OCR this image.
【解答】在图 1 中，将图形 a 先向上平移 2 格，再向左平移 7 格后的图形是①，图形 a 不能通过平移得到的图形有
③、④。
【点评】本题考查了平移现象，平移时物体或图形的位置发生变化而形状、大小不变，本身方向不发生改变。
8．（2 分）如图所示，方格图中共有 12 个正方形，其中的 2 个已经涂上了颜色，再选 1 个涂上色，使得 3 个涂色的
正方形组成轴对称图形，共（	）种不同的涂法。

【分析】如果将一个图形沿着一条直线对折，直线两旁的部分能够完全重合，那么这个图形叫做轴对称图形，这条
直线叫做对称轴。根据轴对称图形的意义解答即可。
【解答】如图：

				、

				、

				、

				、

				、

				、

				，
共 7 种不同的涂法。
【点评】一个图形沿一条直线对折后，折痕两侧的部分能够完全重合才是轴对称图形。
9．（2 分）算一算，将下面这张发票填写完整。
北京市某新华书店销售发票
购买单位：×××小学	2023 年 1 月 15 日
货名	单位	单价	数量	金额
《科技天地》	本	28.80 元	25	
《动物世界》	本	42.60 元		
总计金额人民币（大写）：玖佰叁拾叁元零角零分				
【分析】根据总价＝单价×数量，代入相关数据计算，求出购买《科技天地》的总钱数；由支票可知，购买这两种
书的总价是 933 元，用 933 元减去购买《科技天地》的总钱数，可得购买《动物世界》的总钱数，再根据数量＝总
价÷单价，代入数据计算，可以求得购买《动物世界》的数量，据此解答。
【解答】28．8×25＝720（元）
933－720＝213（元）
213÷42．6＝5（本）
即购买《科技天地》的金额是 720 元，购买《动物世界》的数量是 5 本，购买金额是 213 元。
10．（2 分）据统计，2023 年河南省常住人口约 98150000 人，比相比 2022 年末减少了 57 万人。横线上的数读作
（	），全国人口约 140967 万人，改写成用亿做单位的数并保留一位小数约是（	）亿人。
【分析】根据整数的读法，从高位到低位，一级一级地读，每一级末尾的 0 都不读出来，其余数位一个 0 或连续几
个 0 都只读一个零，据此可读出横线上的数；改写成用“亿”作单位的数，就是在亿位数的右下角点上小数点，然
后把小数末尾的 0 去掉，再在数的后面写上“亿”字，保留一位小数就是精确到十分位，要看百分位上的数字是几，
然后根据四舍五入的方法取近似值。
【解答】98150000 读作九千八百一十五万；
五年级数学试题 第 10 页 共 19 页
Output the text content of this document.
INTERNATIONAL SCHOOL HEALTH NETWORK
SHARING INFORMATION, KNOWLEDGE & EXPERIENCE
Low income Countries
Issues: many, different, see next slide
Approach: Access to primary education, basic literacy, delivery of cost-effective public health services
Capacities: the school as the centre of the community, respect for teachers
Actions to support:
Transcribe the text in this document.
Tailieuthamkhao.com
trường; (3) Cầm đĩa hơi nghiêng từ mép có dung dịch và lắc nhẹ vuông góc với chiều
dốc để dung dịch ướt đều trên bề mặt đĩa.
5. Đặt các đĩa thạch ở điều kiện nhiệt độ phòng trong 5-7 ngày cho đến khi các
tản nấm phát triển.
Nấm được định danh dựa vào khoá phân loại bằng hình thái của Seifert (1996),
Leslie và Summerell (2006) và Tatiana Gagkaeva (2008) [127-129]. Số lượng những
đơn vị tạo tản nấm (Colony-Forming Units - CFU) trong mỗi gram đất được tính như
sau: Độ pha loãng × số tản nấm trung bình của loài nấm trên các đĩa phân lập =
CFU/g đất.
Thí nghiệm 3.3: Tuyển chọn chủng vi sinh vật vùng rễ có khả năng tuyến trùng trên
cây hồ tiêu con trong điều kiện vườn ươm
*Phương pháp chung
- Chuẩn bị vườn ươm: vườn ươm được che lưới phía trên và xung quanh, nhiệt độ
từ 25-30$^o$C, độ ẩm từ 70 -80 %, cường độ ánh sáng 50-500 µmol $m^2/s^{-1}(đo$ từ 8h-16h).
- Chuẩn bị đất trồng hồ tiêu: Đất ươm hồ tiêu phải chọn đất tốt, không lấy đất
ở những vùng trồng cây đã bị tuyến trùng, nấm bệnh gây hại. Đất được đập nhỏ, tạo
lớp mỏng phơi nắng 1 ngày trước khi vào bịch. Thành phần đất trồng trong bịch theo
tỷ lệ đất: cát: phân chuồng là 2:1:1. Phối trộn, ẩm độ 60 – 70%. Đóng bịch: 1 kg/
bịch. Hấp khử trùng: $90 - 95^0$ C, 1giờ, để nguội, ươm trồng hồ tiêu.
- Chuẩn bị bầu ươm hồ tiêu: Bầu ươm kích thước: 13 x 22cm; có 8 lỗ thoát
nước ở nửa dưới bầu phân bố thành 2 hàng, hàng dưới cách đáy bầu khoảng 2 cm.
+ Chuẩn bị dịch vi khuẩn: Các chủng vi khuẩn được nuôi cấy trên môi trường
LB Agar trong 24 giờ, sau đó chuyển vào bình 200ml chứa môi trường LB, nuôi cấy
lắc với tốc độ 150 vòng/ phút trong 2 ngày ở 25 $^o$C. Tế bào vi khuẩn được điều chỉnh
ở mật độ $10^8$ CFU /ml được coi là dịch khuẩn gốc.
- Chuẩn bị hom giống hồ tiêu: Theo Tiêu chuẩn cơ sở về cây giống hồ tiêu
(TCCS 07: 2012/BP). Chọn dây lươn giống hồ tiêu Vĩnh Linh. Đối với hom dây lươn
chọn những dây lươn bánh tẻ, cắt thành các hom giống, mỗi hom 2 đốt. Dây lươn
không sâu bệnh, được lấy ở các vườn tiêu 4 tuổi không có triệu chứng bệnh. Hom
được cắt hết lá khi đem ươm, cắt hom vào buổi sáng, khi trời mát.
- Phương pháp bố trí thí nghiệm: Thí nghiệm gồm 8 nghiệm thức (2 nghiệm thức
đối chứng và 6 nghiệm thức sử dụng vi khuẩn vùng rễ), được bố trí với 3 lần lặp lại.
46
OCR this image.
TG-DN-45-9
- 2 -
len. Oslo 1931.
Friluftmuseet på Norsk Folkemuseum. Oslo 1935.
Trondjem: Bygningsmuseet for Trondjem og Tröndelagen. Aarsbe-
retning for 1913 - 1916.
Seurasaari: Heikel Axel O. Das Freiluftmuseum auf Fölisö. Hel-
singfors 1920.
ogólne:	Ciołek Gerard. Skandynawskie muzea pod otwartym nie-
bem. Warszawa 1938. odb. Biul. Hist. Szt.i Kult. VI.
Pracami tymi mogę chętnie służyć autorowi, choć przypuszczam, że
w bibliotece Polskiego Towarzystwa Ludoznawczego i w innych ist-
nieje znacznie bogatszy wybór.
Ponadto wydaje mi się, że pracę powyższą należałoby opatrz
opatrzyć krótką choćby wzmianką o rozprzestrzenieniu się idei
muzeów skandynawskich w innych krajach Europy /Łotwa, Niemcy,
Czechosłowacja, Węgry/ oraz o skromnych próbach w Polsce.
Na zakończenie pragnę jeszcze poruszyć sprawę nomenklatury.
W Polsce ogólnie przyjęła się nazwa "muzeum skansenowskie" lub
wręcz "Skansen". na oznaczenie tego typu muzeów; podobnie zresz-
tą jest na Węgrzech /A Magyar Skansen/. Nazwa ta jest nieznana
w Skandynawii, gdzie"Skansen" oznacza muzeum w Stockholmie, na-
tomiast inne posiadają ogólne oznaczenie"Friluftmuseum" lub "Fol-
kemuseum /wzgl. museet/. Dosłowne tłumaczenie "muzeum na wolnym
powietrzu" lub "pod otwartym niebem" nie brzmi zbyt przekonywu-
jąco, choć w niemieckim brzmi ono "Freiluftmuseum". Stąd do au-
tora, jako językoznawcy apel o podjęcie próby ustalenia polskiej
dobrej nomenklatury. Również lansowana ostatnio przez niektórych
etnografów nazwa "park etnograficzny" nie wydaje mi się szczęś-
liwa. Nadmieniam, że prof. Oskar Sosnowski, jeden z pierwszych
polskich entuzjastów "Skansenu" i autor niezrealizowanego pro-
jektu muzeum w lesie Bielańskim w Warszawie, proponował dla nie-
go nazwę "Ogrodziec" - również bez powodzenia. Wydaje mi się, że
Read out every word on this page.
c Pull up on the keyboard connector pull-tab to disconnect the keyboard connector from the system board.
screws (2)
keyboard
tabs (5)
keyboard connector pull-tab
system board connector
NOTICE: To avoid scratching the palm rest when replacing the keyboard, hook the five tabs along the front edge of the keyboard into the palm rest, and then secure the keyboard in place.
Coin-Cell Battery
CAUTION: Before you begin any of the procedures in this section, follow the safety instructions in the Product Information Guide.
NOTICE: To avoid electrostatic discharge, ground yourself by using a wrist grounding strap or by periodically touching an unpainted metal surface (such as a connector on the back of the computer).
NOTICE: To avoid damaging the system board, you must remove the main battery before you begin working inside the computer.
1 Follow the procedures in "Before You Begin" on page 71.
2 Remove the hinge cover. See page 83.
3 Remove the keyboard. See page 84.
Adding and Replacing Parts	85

::::::::::

THE EXERCISE: Which lines of the material contain the string "muzeum"? List each of them.

SOLVED EXERCISE:
W Polsce ogólnie przyjęła się nazwa "muzeum skansenowskie" lub
w Skandynawii, gdzie"Skansen" oznacza muzeum w Stockholmie, na-
kemuseum /wzgl. museet/. Dosłowne tłumaczenie "muzeum na wolnym
jektu muzeum w lesie Bielańskim w Warszawie, proponował dla nie-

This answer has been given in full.